Work instructions:
Comb the records below for the string "Genesis" and copy each line where it turns up.

(Interface dataset entries)
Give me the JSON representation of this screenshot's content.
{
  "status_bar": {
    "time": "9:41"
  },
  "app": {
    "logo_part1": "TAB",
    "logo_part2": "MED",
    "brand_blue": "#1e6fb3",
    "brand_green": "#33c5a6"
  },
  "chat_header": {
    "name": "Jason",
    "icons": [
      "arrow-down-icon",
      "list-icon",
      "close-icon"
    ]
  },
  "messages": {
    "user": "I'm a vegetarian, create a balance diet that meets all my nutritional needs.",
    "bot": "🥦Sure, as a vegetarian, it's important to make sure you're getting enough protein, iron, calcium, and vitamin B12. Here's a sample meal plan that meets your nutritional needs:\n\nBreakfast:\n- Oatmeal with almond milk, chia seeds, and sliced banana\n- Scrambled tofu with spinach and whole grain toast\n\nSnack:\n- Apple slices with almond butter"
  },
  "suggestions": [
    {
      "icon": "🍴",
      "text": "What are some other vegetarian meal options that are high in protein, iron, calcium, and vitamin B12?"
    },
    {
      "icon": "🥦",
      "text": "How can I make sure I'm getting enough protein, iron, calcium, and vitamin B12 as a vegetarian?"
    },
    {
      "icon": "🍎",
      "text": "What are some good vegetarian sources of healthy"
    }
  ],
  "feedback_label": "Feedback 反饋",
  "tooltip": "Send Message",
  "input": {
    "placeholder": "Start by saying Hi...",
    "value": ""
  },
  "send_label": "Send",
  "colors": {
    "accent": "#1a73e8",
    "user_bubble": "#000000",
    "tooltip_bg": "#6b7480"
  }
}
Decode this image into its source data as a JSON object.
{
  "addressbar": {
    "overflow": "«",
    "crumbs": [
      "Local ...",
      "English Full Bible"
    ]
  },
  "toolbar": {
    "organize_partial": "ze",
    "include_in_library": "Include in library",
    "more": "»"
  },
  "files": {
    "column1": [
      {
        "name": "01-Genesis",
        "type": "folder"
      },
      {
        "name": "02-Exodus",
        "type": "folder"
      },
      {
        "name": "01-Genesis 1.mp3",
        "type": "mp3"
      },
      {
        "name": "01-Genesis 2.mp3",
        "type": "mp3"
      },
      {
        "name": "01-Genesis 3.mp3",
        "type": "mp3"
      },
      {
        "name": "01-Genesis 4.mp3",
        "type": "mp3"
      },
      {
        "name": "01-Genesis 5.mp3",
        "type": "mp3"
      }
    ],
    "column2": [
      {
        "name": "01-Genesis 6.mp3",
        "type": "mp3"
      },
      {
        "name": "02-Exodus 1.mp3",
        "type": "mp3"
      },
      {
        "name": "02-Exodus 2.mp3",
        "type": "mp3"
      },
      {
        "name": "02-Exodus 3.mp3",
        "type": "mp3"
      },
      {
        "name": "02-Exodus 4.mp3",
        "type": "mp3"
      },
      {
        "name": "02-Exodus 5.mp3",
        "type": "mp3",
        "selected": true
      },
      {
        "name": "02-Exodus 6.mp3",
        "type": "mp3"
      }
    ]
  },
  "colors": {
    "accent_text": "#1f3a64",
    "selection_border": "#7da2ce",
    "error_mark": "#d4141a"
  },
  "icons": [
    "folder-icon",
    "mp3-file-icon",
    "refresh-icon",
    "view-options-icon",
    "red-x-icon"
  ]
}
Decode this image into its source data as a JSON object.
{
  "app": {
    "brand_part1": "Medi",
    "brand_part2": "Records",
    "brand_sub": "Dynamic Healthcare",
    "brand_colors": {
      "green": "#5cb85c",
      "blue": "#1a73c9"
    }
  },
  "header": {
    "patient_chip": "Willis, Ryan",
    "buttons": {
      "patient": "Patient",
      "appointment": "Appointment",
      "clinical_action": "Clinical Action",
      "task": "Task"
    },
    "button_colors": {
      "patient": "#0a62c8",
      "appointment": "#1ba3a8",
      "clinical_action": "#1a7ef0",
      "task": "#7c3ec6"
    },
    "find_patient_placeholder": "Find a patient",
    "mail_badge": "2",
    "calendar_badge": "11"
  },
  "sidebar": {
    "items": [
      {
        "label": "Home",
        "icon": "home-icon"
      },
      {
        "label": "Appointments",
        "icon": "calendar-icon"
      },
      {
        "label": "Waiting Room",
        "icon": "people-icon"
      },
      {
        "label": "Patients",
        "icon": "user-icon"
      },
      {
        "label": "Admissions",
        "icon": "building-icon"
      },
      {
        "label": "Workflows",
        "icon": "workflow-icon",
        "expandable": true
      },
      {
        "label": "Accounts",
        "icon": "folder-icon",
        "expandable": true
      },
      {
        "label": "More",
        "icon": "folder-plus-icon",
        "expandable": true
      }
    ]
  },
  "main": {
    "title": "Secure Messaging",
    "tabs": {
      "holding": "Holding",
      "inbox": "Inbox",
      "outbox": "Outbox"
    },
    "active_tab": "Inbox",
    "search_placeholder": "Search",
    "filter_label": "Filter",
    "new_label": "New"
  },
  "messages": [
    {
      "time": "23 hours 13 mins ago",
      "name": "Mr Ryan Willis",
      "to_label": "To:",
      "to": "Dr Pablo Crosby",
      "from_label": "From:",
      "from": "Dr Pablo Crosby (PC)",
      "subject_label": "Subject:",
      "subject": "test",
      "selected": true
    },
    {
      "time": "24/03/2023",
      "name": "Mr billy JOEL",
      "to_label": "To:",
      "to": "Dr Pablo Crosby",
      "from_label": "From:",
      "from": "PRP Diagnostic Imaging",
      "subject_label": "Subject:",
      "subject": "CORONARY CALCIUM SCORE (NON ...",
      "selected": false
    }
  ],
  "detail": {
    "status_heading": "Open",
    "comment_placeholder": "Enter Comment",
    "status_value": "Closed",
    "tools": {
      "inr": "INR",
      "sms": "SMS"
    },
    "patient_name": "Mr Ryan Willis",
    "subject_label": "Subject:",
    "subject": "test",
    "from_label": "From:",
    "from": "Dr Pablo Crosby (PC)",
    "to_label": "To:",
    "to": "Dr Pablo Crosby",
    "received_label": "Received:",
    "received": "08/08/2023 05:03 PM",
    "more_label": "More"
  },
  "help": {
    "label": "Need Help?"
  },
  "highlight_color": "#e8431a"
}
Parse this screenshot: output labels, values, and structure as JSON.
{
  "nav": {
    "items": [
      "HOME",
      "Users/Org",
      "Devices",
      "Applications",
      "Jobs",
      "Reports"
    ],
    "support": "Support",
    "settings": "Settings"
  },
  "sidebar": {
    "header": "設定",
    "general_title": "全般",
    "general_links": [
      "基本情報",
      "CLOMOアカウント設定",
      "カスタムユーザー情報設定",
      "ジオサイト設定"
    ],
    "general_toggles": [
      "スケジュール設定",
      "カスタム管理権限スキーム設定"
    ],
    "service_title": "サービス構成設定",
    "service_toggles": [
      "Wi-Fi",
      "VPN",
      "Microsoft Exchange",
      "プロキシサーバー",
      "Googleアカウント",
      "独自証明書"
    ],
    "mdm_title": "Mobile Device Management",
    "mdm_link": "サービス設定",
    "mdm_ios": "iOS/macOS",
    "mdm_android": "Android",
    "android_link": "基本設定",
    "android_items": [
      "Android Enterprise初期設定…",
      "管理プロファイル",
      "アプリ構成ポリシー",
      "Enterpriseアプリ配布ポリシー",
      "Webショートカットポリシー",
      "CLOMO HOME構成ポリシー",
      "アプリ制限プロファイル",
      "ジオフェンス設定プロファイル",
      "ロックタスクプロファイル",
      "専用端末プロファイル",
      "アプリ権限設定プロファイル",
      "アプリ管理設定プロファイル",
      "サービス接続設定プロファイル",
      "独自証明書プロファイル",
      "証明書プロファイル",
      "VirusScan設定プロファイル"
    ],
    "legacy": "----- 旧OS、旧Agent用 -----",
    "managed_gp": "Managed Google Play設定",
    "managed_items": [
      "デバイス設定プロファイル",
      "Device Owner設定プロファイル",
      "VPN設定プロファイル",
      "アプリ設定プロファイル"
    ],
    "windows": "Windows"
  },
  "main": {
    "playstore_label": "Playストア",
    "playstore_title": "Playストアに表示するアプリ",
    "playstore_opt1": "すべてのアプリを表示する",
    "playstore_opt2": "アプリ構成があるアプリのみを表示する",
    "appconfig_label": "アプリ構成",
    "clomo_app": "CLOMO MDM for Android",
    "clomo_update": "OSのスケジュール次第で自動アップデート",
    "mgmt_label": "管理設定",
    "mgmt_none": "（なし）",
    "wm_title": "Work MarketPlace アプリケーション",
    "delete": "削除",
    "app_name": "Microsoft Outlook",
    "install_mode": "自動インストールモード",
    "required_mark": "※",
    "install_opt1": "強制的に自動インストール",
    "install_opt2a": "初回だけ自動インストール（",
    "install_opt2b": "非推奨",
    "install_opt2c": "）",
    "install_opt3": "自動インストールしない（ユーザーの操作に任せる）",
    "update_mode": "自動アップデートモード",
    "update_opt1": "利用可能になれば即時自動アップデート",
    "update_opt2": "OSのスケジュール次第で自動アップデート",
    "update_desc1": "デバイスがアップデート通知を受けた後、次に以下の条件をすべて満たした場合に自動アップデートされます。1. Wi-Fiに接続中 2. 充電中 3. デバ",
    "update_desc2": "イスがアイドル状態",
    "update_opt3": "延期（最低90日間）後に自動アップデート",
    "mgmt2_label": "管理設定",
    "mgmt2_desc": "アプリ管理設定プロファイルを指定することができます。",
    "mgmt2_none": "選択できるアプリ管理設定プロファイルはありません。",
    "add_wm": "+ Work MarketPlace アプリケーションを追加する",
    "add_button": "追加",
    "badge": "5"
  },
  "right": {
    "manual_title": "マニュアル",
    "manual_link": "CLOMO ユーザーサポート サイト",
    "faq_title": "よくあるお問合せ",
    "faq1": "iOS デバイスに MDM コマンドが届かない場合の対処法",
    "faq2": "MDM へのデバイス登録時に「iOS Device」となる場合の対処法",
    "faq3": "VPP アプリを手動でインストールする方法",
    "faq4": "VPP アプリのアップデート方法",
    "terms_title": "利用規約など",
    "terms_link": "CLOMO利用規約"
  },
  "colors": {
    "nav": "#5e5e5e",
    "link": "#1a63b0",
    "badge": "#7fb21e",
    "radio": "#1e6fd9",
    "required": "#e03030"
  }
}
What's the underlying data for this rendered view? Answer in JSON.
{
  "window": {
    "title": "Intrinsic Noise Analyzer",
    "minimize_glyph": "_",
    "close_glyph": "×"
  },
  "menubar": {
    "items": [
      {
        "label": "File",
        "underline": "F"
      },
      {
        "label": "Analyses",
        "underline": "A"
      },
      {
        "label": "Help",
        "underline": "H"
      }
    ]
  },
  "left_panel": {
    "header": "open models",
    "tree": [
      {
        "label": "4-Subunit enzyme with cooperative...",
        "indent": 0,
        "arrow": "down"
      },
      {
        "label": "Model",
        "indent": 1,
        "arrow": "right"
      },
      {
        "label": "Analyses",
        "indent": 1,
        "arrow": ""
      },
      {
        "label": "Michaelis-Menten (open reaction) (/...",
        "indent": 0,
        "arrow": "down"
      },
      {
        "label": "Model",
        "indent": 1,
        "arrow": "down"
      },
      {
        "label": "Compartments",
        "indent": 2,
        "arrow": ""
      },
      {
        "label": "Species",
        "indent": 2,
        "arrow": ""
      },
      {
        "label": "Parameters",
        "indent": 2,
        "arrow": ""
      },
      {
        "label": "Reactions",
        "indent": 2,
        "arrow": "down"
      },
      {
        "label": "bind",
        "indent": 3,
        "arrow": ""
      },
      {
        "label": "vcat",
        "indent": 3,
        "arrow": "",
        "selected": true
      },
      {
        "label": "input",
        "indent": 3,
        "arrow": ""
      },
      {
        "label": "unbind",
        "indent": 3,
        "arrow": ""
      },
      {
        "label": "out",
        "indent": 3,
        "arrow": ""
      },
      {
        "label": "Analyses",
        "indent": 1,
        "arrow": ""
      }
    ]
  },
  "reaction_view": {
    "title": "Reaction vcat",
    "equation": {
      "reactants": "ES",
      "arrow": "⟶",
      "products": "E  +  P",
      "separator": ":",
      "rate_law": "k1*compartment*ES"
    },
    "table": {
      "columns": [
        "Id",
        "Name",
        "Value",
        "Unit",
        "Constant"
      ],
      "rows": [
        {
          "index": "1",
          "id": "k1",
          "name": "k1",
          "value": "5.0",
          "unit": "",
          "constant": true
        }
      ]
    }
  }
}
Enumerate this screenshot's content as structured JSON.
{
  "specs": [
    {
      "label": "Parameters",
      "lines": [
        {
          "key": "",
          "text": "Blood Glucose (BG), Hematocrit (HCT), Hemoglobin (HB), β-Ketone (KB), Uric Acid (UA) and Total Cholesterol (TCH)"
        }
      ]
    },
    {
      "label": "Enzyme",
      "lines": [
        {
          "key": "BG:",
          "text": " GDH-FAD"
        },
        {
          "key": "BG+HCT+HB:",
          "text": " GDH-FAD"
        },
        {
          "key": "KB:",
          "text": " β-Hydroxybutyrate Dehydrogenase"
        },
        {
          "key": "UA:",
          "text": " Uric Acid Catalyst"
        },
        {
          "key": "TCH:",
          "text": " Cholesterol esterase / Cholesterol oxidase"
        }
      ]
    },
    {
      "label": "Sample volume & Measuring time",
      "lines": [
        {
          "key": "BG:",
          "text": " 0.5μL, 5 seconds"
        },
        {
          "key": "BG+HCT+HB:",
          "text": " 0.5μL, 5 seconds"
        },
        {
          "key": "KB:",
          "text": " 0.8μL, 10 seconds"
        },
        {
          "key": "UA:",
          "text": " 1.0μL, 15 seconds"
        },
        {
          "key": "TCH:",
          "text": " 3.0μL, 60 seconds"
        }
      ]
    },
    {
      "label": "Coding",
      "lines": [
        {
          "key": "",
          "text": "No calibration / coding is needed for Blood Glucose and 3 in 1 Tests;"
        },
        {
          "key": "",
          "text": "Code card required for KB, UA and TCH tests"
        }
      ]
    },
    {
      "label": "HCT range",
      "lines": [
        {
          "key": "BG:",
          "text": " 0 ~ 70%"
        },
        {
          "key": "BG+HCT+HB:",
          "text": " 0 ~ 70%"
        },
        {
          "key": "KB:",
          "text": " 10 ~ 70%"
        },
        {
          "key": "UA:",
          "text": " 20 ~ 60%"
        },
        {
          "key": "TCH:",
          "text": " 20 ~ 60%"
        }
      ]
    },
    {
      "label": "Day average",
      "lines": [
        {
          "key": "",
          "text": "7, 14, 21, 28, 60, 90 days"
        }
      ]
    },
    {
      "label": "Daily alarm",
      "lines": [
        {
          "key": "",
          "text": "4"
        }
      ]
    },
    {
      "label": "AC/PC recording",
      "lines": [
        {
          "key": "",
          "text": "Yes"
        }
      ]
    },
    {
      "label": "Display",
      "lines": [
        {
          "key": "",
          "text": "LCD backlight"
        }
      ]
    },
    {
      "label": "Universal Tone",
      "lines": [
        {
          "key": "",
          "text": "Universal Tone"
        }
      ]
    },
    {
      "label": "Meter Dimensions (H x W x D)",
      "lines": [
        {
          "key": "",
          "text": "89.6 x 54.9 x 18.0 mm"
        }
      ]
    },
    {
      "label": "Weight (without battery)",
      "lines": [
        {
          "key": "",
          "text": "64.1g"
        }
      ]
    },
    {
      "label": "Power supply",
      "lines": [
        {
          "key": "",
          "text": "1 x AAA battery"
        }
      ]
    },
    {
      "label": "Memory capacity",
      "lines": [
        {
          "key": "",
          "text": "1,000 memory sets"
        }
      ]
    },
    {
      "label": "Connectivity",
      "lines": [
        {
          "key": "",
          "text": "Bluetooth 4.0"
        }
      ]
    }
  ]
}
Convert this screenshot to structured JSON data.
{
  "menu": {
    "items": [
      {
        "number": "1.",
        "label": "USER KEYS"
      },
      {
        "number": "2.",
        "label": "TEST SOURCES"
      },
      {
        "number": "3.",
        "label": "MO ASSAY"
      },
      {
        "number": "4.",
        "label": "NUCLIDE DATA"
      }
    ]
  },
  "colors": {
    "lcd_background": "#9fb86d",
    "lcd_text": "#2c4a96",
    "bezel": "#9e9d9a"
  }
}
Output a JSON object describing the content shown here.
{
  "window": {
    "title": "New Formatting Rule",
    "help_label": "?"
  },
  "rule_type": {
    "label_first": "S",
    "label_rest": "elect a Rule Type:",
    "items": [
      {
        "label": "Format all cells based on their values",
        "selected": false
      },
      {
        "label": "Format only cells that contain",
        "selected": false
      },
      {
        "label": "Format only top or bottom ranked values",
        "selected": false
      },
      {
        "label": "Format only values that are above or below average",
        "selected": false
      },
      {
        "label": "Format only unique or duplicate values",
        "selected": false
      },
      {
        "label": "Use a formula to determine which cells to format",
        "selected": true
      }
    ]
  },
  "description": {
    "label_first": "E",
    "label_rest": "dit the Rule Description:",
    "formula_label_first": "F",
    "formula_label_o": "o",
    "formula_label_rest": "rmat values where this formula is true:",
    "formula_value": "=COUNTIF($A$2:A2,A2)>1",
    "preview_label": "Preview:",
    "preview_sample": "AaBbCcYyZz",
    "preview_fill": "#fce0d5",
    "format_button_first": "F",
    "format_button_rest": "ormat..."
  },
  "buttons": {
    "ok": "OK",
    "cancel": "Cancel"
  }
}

Result for this task:
        "name": "01-Genesis",
        "name": "01-Genesis 1.mp3",
        "name": "01-Genesis 2.mp3",
        "name": "01-Genesis 3.mp3",
        "name": "01-Genesis 4.mp3",
        "name": "01-Genesis 5.mp3",
        "name": "01-Genesis 6.mp3",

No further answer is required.